### Request
Your task is to gather the lines below that hold the string "links".
— Begin Supplied data —
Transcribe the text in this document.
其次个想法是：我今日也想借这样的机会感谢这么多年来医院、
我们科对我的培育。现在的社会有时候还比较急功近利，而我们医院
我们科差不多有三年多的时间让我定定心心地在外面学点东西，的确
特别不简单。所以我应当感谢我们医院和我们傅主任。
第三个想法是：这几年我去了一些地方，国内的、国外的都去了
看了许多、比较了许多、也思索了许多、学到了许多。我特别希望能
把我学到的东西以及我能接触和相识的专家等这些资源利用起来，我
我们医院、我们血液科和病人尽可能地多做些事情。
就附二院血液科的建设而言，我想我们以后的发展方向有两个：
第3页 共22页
— End Supplied data —
— Begin Supplied data —
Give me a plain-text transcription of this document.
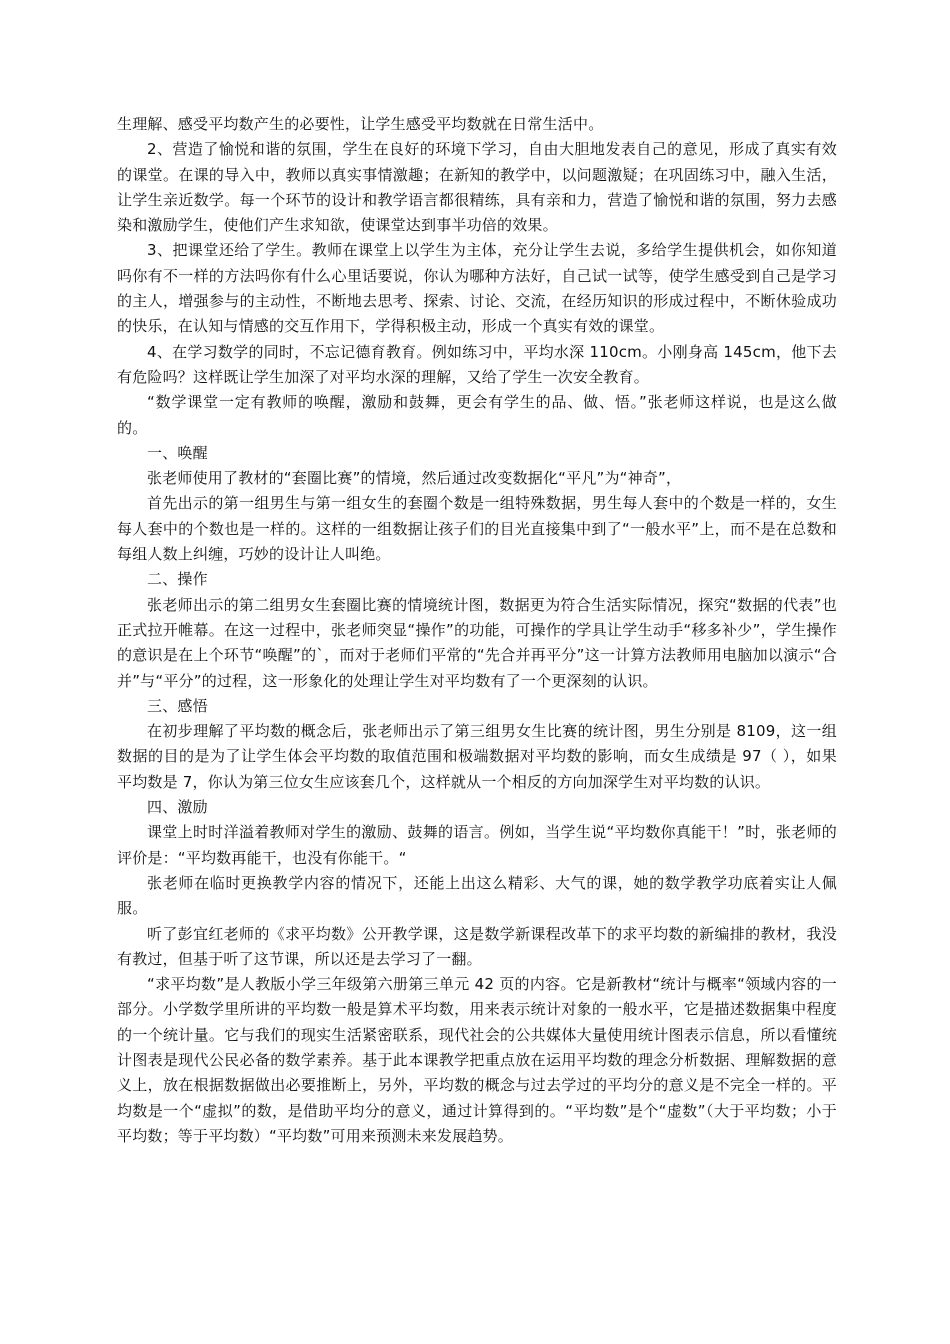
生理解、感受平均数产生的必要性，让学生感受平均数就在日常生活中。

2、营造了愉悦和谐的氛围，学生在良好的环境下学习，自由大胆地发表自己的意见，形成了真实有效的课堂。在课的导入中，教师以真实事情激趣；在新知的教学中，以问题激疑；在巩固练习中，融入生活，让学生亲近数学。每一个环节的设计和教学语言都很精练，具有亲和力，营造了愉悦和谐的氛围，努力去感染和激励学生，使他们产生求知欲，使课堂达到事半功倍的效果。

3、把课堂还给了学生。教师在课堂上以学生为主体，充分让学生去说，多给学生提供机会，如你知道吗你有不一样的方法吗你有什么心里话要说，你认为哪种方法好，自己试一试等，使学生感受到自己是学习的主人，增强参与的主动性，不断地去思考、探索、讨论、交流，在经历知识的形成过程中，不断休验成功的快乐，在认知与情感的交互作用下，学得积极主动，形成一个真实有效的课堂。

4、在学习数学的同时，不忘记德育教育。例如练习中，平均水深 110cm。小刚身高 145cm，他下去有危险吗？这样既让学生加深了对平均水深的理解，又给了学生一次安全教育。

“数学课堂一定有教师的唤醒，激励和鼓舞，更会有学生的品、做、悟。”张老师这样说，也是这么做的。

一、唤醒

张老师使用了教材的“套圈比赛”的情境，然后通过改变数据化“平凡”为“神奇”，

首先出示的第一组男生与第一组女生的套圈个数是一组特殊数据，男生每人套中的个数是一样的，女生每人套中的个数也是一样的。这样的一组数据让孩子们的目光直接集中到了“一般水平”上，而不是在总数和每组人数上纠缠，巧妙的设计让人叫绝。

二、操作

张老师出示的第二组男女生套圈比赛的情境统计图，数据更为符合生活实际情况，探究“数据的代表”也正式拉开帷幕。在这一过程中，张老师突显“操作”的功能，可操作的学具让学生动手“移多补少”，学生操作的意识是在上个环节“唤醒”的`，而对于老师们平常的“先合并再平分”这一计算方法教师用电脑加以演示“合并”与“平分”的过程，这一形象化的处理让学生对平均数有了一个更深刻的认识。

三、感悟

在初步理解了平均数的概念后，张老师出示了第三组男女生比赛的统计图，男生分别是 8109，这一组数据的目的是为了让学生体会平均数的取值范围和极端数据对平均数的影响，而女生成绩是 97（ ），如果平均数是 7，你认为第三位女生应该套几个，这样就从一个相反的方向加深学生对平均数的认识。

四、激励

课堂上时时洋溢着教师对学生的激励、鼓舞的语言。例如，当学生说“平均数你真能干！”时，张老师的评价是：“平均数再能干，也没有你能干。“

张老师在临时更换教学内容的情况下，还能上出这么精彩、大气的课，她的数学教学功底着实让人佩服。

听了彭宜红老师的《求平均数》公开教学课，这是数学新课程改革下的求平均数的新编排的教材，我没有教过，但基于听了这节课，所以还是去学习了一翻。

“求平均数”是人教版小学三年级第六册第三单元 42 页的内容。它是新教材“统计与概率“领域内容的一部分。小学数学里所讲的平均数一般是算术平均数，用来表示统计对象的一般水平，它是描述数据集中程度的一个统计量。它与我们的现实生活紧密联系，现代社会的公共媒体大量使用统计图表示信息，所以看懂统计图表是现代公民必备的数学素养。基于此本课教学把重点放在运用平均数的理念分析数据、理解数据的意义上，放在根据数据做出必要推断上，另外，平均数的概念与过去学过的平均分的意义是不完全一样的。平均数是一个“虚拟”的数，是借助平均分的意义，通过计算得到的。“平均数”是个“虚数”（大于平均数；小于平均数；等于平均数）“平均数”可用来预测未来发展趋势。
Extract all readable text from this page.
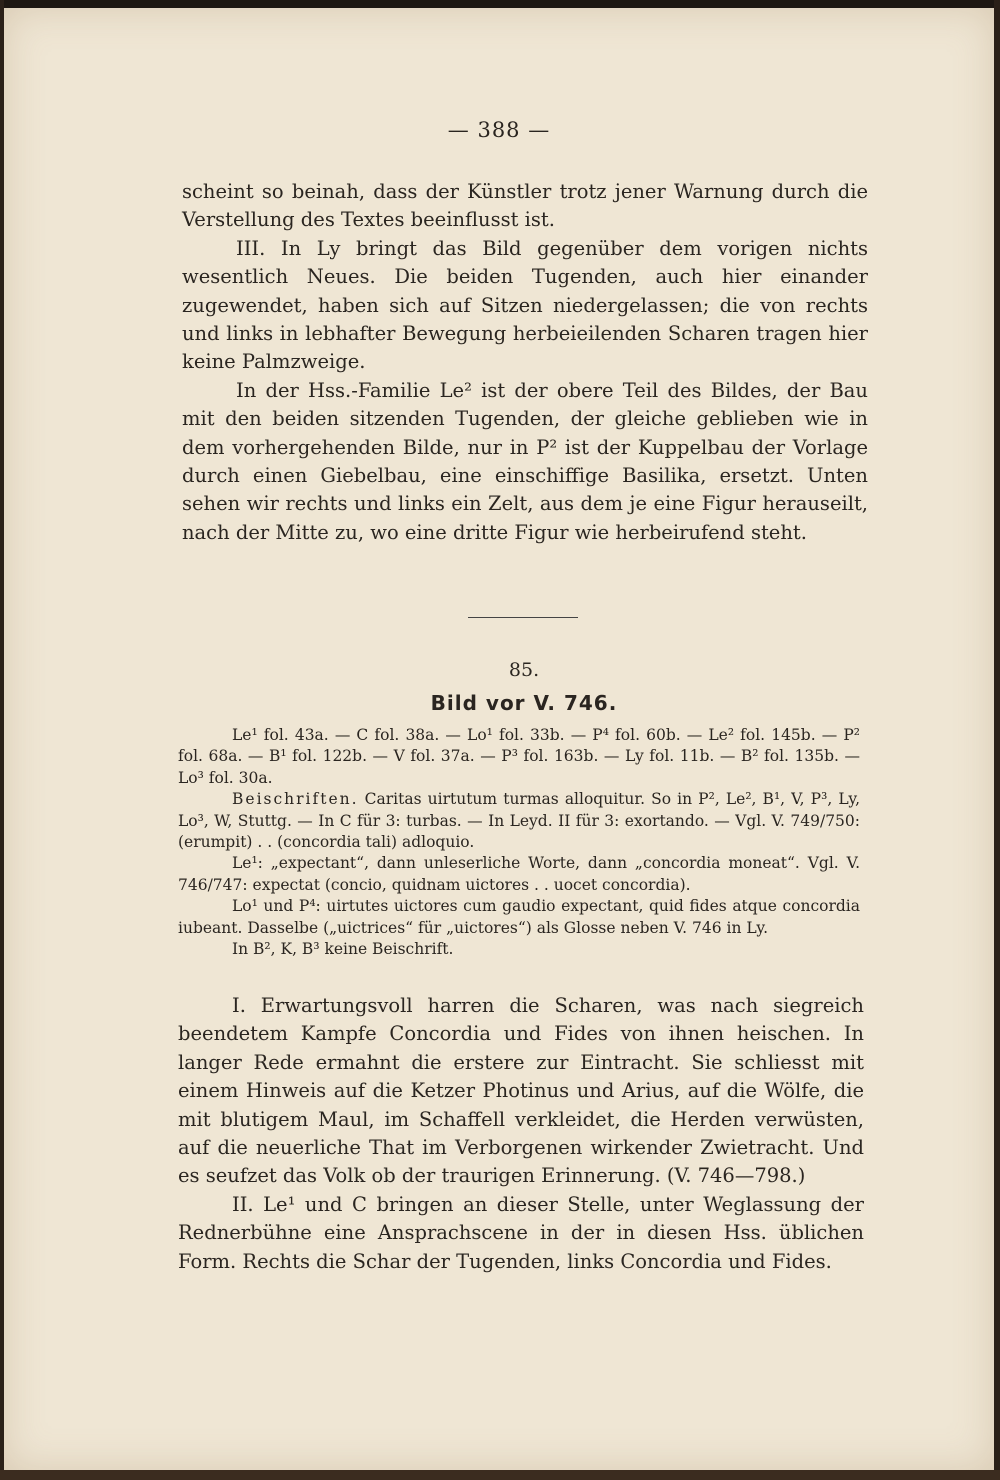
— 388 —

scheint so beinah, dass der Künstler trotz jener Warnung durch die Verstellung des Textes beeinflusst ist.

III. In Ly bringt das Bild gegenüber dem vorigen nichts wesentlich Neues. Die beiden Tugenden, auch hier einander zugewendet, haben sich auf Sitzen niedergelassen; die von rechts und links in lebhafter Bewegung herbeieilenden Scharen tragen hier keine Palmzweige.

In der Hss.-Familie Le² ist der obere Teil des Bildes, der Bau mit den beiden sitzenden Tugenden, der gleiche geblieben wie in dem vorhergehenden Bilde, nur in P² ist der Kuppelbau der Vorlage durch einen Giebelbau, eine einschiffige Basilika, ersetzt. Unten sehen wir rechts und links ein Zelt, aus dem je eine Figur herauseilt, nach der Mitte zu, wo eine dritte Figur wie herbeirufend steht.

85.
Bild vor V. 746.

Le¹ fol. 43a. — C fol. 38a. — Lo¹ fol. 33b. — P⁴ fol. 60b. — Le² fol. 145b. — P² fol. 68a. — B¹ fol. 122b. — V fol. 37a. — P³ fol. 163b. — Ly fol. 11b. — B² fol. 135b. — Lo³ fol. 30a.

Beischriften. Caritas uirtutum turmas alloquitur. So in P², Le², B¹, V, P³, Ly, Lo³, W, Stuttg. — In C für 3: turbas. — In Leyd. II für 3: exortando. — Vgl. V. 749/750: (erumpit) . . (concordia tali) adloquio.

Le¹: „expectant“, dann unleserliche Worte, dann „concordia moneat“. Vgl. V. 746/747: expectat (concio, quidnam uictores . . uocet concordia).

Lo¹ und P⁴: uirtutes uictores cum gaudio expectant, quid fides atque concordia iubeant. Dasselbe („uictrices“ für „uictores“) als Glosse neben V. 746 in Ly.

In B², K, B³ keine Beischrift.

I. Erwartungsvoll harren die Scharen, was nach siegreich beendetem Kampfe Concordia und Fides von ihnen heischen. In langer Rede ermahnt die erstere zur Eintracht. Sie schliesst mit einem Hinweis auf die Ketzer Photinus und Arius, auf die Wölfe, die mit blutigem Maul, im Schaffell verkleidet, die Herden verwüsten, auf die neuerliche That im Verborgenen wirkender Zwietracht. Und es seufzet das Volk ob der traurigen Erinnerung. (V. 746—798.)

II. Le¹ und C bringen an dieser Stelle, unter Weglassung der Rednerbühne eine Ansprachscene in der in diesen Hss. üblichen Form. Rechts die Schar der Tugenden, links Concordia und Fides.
— End Supplied data —
— Begin Supplied data —
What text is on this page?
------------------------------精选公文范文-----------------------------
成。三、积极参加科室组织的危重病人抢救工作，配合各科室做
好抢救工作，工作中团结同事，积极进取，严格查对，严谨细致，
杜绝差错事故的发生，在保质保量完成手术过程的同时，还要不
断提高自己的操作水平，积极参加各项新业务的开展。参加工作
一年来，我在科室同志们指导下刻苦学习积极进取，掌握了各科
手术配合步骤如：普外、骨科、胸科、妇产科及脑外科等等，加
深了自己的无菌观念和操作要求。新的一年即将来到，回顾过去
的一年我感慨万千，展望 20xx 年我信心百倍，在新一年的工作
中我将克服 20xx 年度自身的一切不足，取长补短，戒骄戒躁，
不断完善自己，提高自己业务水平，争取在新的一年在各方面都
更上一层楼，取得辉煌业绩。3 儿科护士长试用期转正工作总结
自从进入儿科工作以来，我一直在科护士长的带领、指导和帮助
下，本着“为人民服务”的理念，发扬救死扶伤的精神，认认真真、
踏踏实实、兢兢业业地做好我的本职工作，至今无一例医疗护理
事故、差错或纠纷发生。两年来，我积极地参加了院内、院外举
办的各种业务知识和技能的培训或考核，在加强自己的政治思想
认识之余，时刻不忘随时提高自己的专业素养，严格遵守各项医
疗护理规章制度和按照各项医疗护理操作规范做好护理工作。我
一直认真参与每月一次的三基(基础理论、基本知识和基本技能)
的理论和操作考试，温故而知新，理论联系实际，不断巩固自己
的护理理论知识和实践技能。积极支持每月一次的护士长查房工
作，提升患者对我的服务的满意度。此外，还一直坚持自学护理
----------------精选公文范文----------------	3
— End Supplied data —
### Answer for the task
III. In Ly bringt das Bild gegenüber dem vorigen nichts wesentlich Neues. Die beiden Tugenden, auch hier einander zugewendet, haben sich auf Sitzen niedergelassen; die von rechts und links in lebhafter Bewegung herbeieilenden Scharen tragen hier keine Palmzweige.
In der Hss.-Familie Le² ist der obere Teil des Bildes, der Bau mit den beiden sitzenden Tugenden, der gleiche geblieben wie in dem vorhergehenden Bilde, nur in P² ist der Kuppelbau der Vorlage durch einen Giebelbau, eine einschiffige Basilika, ersetzt. Unten sehen wir rechts und links ein Zelt, aus dem je eine Figur herauseilt, nach der Mitte zu, wo eine dritte Figur wie herbeirufend steht.
II. Le¹ und C bringen an dieser Stelle, unter Weglassung der Rednerbühne eine Ansprachscene in der in diesen Hss. üblichen Form. Rechts die Schar der Tugenden, links Concordia und Fides.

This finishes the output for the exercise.